─── THE DATA ───

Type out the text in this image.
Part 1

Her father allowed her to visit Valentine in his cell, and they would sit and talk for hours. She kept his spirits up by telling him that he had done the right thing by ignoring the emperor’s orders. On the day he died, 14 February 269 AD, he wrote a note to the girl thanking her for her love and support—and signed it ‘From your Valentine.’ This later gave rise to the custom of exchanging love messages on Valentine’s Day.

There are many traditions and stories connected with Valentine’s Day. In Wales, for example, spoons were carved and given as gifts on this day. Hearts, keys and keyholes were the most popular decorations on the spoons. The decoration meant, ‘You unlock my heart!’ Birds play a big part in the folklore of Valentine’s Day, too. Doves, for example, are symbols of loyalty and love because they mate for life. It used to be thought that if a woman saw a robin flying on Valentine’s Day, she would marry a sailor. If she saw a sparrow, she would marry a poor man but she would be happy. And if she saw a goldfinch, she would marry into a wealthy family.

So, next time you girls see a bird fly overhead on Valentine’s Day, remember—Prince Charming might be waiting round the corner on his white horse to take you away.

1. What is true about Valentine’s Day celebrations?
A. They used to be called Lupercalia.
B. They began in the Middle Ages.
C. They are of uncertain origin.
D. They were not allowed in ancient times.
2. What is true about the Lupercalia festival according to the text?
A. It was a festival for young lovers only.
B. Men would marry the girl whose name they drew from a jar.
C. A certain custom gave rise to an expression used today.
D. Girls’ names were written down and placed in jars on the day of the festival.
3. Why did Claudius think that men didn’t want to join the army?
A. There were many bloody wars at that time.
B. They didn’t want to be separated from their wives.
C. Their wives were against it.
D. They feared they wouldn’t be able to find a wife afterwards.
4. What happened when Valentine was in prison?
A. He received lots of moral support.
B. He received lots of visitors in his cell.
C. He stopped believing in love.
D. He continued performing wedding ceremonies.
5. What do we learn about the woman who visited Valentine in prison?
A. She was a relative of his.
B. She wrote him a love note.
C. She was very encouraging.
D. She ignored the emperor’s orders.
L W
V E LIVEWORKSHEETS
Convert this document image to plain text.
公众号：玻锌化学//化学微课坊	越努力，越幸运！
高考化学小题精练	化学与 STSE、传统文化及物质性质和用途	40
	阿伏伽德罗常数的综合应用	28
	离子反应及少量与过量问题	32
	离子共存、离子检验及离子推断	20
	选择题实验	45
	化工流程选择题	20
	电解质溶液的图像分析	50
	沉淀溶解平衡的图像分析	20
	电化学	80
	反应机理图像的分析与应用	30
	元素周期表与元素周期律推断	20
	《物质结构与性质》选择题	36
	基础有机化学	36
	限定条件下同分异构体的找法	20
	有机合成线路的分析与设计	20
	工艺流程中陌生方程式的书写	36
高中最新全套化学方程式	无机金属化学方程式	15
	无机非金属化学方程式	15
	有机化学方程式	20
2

───

GIVEN TASK
Using the records given above, list every line that includes the word "gave".

TASK OUTPUT
Her father allowed her to visit Valentine in his cell, and they would sit and talk for hours. She kept his spirits up by telling him that he had done the right thing by ignoring the emperor’s orders. On the day he died, 14 February 269 AD, he wrote a note to the girl thanking her for her love and support—and signed it ‘From your Valentine.’ This later gave rise to the custom of exchanging love messages on Valentine’s Day.
C. A certain custom gave rise to an expression used today.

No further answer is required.